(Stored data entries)
+--
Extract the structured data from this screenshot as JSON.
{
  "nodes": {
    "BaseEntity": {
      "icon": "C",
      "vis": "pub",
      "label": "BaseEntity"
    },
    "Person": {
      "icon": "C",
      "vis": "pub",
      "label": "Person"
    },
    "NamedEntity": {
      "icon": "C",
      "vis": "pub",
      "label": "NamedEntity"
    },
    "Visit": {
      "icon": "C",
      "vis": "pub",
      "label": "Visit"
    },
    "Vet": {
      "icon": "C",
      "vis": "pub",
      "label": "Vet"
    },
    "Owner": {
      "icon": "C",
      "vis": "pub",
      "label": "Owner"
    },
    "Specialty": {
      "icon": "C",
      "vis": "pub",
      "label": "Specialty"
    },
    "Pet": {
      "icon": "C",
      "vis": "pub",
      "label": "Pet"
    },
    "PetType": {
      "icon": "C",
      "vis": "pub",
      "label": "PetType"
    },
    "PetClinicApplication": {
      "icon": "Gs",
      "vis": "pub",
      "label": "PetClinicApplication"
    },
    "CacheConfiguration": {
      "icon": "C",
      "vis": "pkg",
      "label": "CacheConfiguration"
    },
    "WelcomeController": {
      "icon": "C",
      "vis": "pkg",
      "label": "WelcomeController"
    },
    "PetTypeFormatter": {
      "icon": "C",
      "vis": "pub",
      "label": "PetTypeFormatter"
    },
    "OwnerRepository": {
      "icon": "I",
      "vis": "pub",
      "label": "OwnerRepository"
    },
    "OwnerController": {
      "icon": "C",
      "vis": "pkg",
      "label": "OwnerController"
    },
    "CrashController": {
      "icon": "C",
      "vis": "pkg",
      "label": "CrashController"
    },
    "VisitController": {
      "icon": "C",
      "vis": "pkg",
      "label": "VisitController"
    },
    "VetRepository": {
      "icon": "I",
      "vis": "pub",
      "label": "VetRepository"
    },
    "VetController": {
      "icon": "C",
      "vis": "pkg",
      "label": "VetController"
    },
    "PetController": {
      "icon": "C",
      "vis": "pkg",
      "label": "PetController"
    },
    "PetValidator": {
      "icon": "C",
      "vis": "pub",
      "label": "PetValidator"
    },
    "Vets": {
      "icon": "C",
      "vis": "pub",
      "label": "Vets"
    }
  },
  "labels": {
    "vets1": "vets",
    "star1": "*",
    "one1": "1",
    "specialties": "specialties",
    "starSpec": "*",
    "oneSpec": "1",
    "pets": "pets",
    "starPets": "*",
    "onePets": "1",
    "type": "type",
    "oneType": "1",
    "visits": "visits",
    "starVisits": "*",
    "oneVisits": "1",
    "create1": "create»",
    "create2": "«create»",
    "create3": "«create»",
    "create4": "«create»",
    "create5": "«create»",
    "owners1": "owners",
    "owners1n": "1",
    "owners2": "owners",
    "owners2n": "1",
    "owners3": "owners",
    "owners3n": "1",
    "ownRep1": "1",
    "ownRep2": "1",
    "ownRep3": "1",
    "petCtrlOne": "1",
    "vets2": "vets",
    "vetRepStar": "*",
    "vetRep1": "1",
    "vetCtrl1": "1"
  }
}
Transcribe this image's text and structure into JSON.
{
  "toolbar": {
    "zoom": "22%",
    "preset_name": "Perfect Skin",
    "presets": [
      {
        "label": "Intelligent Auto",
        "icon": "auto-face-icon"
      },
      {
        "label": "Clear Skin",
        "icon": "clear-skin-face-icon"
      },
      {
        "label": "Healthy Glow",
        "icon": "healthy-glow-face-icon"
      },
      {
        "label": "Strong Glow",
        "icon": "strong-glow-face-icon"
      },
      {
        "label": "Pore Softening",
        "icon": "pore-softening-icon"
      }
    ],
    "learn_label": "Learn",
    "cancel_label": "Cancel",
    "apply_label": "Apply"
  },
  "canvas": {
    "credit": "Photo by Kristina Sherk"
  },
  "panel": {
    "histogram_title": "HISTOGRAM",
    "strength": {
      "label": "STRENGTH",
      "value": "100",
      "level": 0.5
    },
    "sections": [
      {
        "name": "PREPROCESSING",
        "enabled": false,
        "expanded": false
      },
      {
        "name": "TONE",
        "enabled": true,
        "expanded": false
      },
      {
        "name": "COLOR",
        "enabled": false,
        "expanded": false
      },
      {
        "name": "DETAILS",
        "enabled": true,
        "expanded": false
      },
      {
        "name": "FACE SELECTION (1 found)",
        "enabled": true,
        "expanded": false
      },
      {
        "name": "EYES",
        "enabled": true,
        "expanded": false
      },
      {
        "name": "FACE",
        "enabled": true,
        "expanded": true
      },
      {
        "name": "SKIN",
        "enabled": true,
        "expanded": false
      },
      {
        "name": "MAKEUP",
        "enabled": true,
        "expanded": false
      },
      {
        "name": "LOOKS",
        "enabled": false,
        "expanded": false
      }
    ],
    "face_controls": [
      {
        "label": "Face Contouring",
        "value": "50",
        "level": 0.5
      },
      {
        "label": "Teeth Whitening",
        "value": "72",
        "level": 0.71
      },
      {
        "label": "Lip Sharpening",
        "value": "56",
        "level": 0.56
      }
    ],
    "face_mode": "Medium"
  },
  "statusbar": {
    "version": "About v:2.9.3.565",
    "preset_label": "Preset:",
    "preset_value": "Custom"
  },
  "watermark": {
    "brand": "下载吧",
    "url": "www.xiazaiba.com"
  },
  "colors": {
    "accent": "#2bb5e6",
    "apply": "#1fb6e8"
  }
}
+--
### STATED PROBLEM
Restate every line of the data word for word.

### WRITTEN REPLY
Extract the structured data from this screenshot as JSON.
{
  "nodes": {
    "BaseEntity": {
      "icon": "C",
      "vis": "pub",
      "label": "BaseEntity"
    },
    "Person": {
      "icon": "C",
      "vis": "pub",
      "label": "Person"
    },
    "NamedEntity": {
      "icon": "C",
      "vis": "pub",
      "label": "NamedEntity"
    },
    "Visit": {
      "icon": "C",
      "vis": "pub",
      "label": "Visit"
    },
    "Vet": {
      "icon": "C",
      "vis": "pub",
      "label": "Vet"
    },
    "Owner": {
      "icon": "C",
      "vis": "pub",
      "label": "Owner"
    },
    "Specialty": {
      "icon": "C",
      "vis": "pub",
      "label": "Specialty"
    },
    "Pet": {
      "icon": "C",
      "vis": "pub",
      "label": "Pet"
    },
    "PetType": {
      "icon": "C",
      "vis": "pub",
      "label": "PetType"
    },
    "PetClinicApplication": {
      "icon": "Gs",
      "vis": "pub",
      "label": "PetClinicApplication"
    },
    "CacheConfiguration": {
      "icon": "C",
      "vis": "pkg",
      "label": "CacheConfiguration"
    },
    "WelcomeController": {
      "icon": "C",
      "vis": "pkg",
      "label": "WelcomeController"
    },
    "PetTypeFormatter": {
      "icon": "C",
      "vis": "pub",
      "label": "PetTypeFormatter"
    },
    "OwnerRepository": {
      "icon": "I",
      "vis": "pub",
      "label": "OwnerRepository"
    },
    "OwnerController": {
      "icon": "C",
      "vis": "pkg",
      "label": "OwnerController"
    },
    "CrashController": {
      "icon": "C",
      "vis": "pkg",
      "label": "CrashController"
    },
    "VisitController": {
      "icon": "C",
      "vis": "pkg",
      "label": "VisitController"
    },
    "VetRepository": {
      "icon": "I",
      "vis": "pub",
      "label": "VetRepository"
    },
    "VetController": {
      "icon": "C",
      "vis": "pkg",
      "label": "VetController"
    },
    "PetController": {
      "icon": "C",
      "vis": "pkg",
      "label": "PetController"
    },
    "PetValidator": {
      "icon": "C",
      "vis": "pub",
      "label": "PetValidator"
    },
    "Vets": {
      "icon": "C",
      "vis": "pub",
      "label": "Vets"
    }
  },
  "labels": {
    "vets1": "vets",
    "star1": "*",
    "one1": "1",
    "specialties": "specialties",
    "starSpec": "*",
    "oneSpec": "1",
    "pets": "pets",
    "starPets": "*",
    "onePets": "1",
    "type": "type",
    "oneType": "1",
    "visits": "visits",
    "starVisits": "*",
    "oneVisits": "1",
    "create1": "create»",
    "create2": "«create»",
    "create3": "«create»",
    "create4": "«create»",
    "create5": "«create»",
    "owners1": "owners",
    "owners1n": "1",
    "owners2": "owners",
    "owners2n": "1",
    "owners3": "owners",
    "owners3n": "1",
    "ownRep1": "1",
    "ownRep2": "1",
    "ownRep3": "1",
    "petCtrlOne": "1",
    "vets2": "vets",
    "vetRepStar": "*",
    "vetRep1": "1",
    "vetCtrl1": "1"
  }
}
Transcribe this image's text and structure into JSON.
{
  "toolbar": {
    "zoom": "22%",
    "preset_name": "Perfect Skin",
    "presets": [
      {
        "label": "Intelligent Auto",
        "icon": "auto-face-icon"
      },
      {
        "label": "Clear Skin",
        "icon": "clear-skin-face-icon"
      },
      {
        "label": "Healthy Glow",
        "icon": "healthy-glow-face-icon"
      },
      {
        "label": "Strong Glow",
        "icon": "strong-glow-face-icon"
      },
      {
        "label": "Pore Softening",
        "icon": "pore-softening-icon"
      }
    ],
    "learn_label": "Learn",
    "cancel_label": "Cancel",
    "apply_label": "Apply"
  },
  "canvas": {
    "credit": "Photo by Kristina Sherk"
  },
  "panel": {
    "histogram_title": "HISTOGRAM",
    "strength": {
      "label": "STRENGTH",
      "value": "100",
      "level": 0.5
    },
    "sections": [
      {
        "name": "PREPROCESSING",
        "enabled": false,
        "expanded": false
      },
      {
        "name": "TONE",
        "enabled": true,
        "expanded": false
      },
      {
        "name": "COLOR",
        "enabled": false,
        "expanded": false
      },
      {
        "name": "DETAILS",
        "enabled": true,
        "expanded": false
      },
      {
        "name": "FACE SELECTION (1 found)",
        "enabled": true,
        "expanded": false
      },
      {
        "name": "EYES",
        "enabled": true,
        "expanded": false
      },
      {
        "name": "FACE",
        "enabled": true,
        "expanded": true
      },
      {
        "name": "SKIN",
        "enabled": true,
        "expanded": false
      },
      {
        "name": "MAKEUP",
        "enabled": true,
        "expanded": false
      },
      {
        "name": "LOOKS",
        "enabled": false,
        "expanded": false
      }
    ],
    "face_controls": [
      {
        "label": "Face Contouring",
        "value": "50",
        "level": 0.5
      },
      {
        "label": "Teeth Whitening",
        "value": "72",
        "level": 0.71
      },
      {
        "label": "Lip Sharpening",
        "value": "56",
        "level": 0.56
      }
    ],
    "face_mode": "Medium"
  },
  "statusbar": {
    "version": "About v:2.9.3.565",
    "preset_label": "Preset:",
    "preset_value": "Custom"
  },
  "watermark": {
    "brand": "下载吧",
    "url": "www.xiazaiba.com"
  },
  "colors": {
    "accent": "#2bb5e6",
    "apply": "#1fb6e8"
  }
}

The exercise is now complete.